## TASK BRIEF
Gather all lines in the data that hold the string "this".

## EXERCISE DATA
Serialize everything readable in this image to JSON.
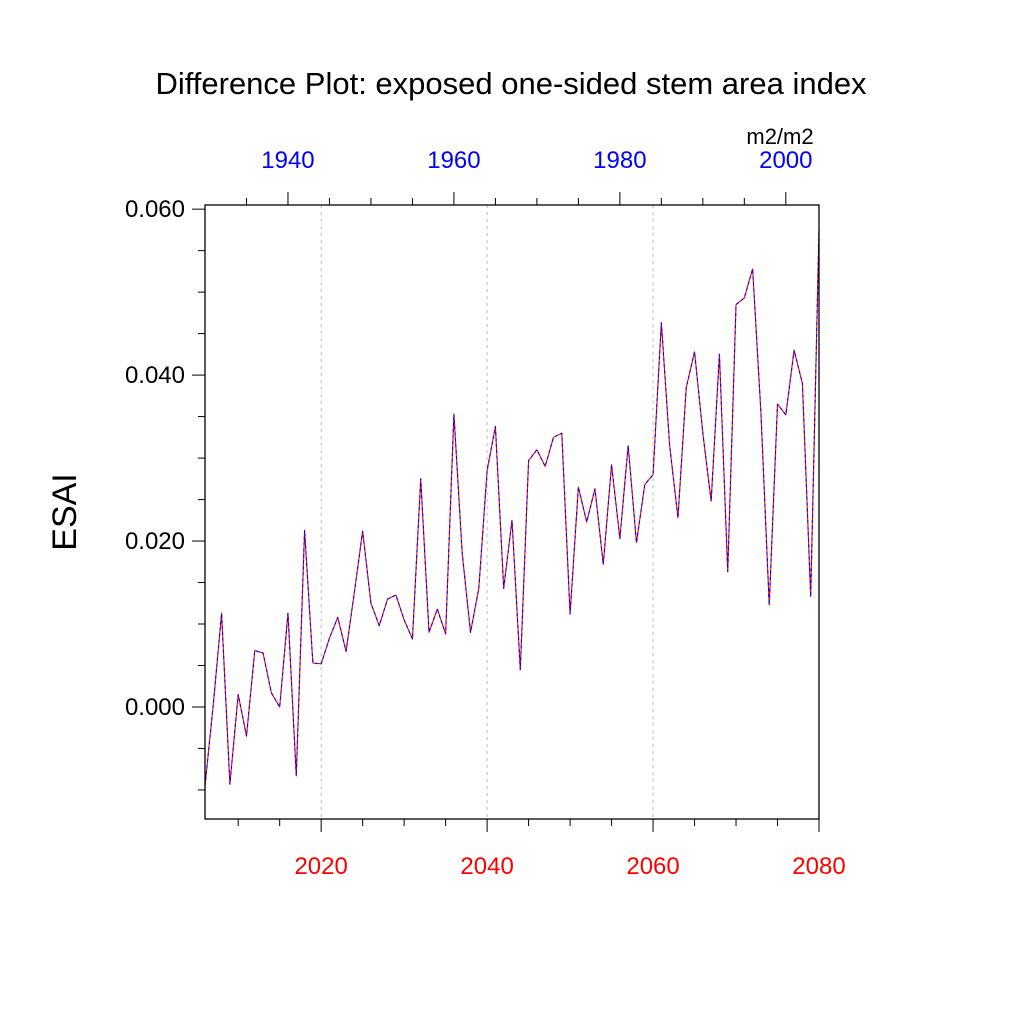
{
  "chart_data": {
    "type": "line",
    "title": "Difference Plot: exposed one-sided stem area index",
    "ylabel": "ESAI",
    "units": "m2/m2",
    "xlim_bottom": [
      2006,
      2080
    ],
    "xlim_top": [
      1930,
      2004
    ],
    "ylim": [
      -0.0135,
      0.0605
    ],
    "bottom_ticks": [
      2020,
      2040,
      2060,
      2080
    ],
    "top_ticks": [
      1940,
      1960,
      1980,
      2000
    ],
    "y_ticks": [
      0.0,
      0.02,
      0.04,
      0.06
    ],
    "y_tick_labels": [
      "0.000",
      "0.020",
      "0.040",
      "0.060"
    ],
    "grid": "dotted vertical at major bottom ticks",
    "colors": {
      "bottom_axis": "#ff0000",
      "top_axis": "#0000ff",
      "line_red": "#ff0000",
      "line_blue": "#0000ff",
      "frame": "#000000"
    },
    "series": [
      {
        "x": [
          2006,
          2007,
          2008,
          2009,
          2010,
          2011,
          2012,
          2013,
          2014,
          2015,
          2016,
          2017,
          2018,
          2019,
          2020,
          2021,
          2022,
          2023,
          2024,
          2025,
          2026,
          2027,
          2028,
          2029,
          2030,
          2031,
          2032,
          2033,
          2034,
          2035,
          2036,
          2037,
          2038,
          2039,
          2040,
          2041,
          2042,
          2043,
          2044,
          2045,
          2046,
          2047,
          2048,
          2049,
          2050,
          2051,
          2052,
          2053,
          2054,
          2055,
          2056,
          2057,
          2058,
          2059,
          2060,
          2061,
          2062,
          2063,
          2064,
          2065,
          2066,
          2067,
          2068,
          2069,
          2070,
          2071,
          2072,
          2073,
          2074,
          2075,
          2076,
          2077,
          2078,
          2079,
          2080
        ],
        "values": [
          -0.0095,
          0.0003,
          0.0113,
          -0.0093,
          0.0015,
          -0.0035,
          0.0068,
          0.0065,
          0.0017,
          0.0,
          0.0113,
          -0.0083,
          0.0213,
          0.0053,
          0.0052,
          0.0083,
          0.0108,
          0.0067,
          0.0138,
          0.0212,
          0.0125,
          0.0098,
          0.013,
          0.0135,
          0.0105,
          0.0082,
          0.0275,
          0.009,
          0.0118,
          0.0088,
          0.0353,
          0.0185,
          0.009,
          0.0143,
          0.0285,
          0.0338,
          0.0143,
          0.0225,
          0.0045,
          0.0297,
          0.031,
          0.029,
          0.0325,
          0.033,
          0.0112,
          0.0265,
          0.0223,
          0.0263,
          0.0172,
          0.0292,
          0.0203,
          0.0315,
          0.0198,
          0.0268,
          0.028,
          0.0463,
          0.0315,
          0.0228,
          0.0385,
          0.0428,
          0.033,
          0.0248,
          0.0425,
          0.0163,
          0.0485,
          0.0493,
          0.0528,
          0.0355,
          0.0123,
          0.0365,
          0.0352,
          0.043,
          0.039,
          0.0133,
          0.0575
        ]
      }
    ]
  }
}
* * *
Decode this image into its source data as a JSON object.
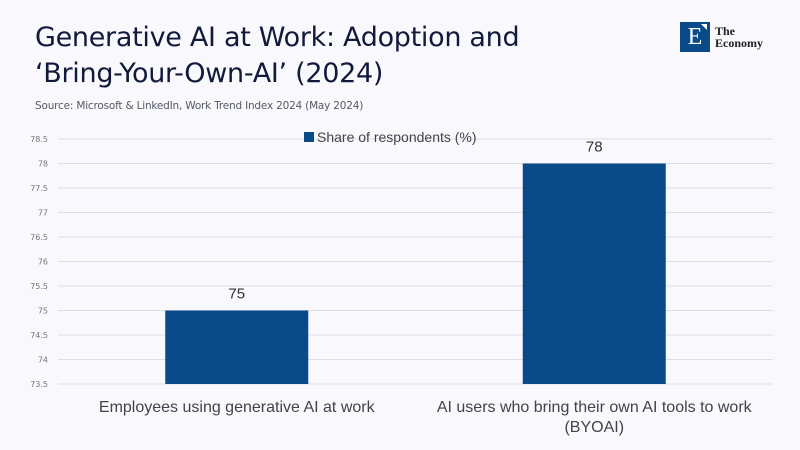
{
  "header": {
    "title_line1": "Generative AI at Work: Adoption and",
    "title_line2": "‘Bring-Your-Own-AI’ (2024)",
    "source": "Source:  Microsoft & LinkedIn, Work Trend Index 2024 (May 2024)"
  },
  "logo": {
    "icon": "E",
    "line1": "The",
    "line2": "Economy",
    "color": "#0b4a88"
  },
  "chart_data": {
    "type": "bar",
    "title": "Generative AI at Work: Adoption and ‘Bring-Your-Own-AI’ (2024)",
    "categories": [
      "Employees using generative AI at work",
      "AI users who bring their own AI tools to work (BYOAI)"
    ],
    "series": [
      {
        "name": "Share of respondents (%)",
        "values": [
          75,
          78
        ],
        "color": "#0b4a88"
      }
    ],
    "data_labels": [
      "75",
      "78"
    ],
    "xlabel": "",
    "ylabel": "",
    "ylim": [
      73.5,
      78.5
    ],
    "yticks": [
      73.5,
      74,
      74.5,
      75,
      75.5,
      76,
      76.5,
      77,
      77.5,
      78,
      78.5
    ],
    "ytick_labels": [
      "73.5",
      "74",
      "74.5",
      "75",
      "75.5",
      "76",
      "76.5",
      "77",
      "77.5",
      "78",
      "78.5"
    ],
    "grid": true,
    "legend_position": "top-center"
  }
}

## IN RESPONSE
Serialize everything readable in this image to JSON.
Decode this image into its source data as a JSON object.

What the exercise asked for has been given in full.